> **Objective**: Give every line below again, exactly.

> **Data excerpts**:
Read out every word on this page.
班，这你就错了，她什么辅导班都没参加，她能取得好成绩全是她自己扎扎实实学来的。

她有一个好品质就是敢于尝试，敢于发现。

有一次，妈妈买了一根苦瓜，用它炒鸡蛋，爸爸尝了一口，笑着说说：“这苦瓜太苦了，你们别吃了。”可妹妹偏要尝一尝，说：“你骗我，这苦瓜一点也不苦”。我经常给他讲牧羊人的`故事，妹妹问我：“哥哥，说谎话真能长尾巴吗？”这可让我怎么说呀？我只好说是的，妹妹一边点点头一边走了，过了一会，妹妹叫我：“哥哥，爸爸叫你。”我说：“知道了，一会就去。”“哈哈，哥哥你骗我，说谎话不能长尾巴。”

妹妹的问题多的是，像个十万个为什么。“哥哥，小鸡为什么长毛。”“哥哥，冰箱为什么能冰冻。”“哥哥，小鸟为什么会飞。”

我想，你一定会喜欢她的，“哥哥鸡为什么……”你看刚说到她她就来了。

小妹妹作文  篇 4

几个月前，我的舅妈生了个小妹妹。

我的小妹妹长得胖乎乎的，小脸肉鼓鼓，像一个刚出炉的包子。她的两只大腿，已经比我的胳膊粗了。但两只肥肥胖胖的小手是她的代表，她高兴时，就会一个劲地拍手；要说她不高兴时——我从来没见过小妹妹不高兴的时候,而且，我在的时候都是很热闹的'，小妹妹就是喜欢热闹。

> **Solution to the exercise**:
Read out every word on this page.
班，这你就错了，她什么辅导班都没参加，她能取得好成绩全是她自己扎扎实实学来的。

她有一个好品质就是敢于尝试，敢于发现。

有一次，妈妈买了一根苦瓜，用它炒鸡蛋，爸爸尝了一口，笑着说说：“这苦瓜太苦了，你们别吃了。”可妹妹偏要尝一尝，说：“你骗我，这苦瓜一点也不苦”。我经常给他讲牧羊人的`故事，妹妹问我：“哥哥，说谎话真能长尾巴吗？”这可让我怎么说呀？我只好说是的，妹妹一边点点头一边走了，过了一会，妹妹叫我：“哥哥，爸爸叫你。”我说：“知道了，一会就去。”“哈哈，哥哥你骗我，说谎话不能长尾巴。”

妹妹的问题多的是，像个十万个为什么。“哥哥，小鸡为什么长毛。”“哥哥，冰箱为什么能冰冻。”“哥哥，小鸟为什么会飞。”

我想，你一定会喜欢她的，“哥哥鸡为什么……”你看刚说到她她就来了。

小妹妹作文  篇 4

几个月前，我的舅妈生了个小妹妹。

我的小妹妹长得胖乎乎的，小脸肉鼓鼓，像一个刚出炉的包子。她的两只大腿，已经比我的胳膊粗了。但两只肥肥胖胖的小手是她的代表，她高兴时，就会一个劲地拍手；要说她不高兴时——我从来没见过小妹妹不高兴的时候,而且，我在的时候都是很热闹的'，小妹妹就是喜欢热闹。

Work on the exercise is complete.